## AIM OF THE TASK
List each line of the data that holds the string "view", please.

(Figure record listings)

"""

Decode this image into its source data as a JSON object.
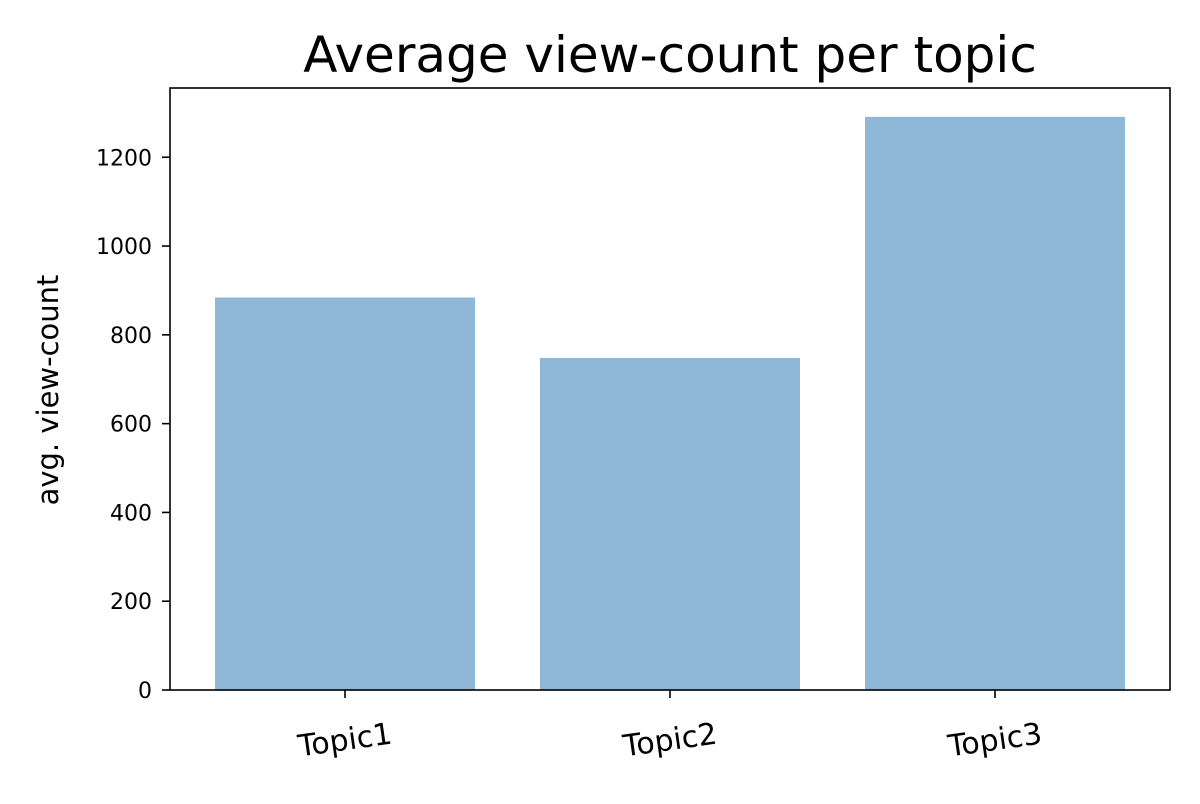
{
  "chart_data": {
    "type": "bar",
    "title": "Average view-count per topic",
    "xlabel": "",
    "ylabel": "avg. view-count",
    "categories": [
      "Topic1",
      "Topic2",
      "Topic3"
    ],
    "values": [
      884,
      748,
      1291
    ],
    "ylim": [
      0,
      1356
    ],
    "yticks": [
      0,
      200,
      400,
      600,
      800,
      1000,
      1200
    ],
    "bar_color": "#8fb8d8",
    "grid": false,
    "legend": "none"
  }
}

"""

## ANSWER FOR THE TASK
    "title": "Average view-count per topic",
    "ylabel": "avg. view-count",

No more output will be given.